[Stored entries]
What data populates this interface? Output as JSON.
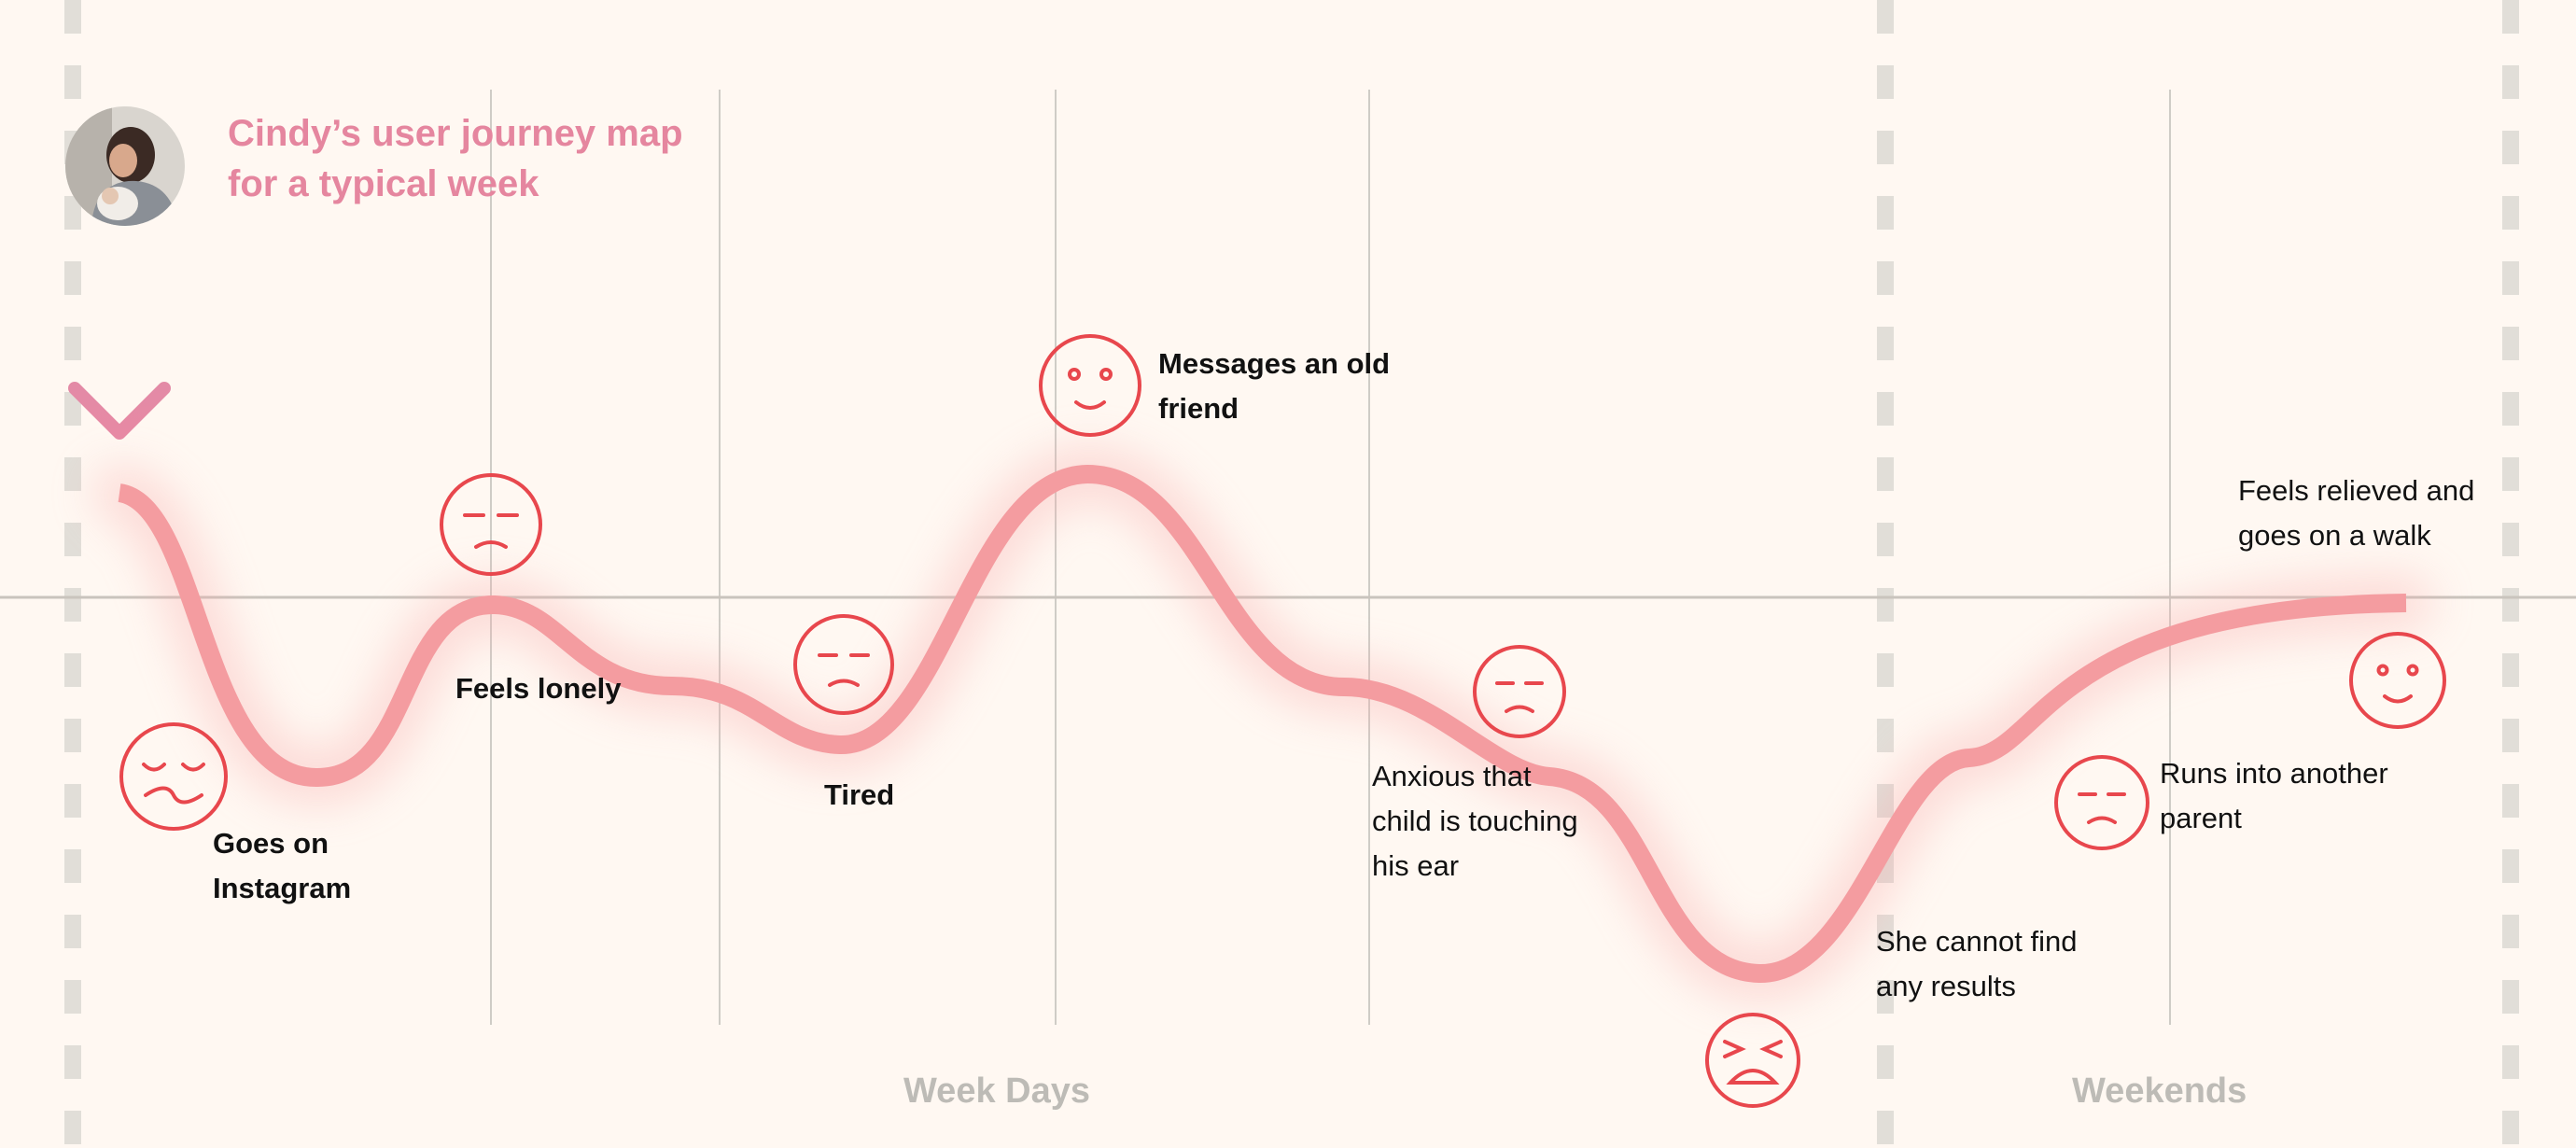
{
  "title": "Cindy’s user journey map\nfor a typical week",
  "sections": {
    "weekdays": "Week Days",
    "weekends": "Weekends"
  },
  "colors": {
    "background": "#fff8f2",
    "curve": "#f49ca0",
    "face": "#e8474d",
    "title": "#e5869f",
    "arrow": "#e38aa6",
    "grid": "#cfccc6",
    "dashes": "#e1ded8"
  },
  "events": [
    {
      "text": "Goes on\nInstagram",
      "mood": "sad-closed-eyes",
      "bold": true
    },
    {
      "text": "Feels lonely",
      "mood": "frown",
      "bold": true
    },
    {
      "text": "Tired",
      "mood": "frown",
      "bold": true
    },
    {
      "text": "Messages an old\nfriend",
      "mood": "smile",
      "bold": true
    },
    {
      "text": "Anxious that\nchild is touching\nhis ear",
      "mood": "frown",
      "bold": false
    },
    {
      "text": "She cannot find\nany results",
      "mood": "angry",
      "bold": false
    },
    {
      "text": "Runs into another\nparent",
      "mood": "frown",
      "bold": false
    },
    {
      "text": "Feels relieved and\ngoes on a walk",
      "mood": "smile",
      "bold": false
    }
  ]
}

- _What is needed_
Check each line of the records for the word "text", and show the lines that contain it.

- _Response to this task_
      "text": "Goes on\nInstagram",
      "text": "Feels lonely",
      "text": "Tired",
      "text": "Messages an old\nfriend",
      "text": "Anxious that\nchild is touching\nhis ear",
      "text": "She cannot find\nany results",
      "text": "Runs into another\nparent",
      "text": "Feels relieved and\ngoes on a walk",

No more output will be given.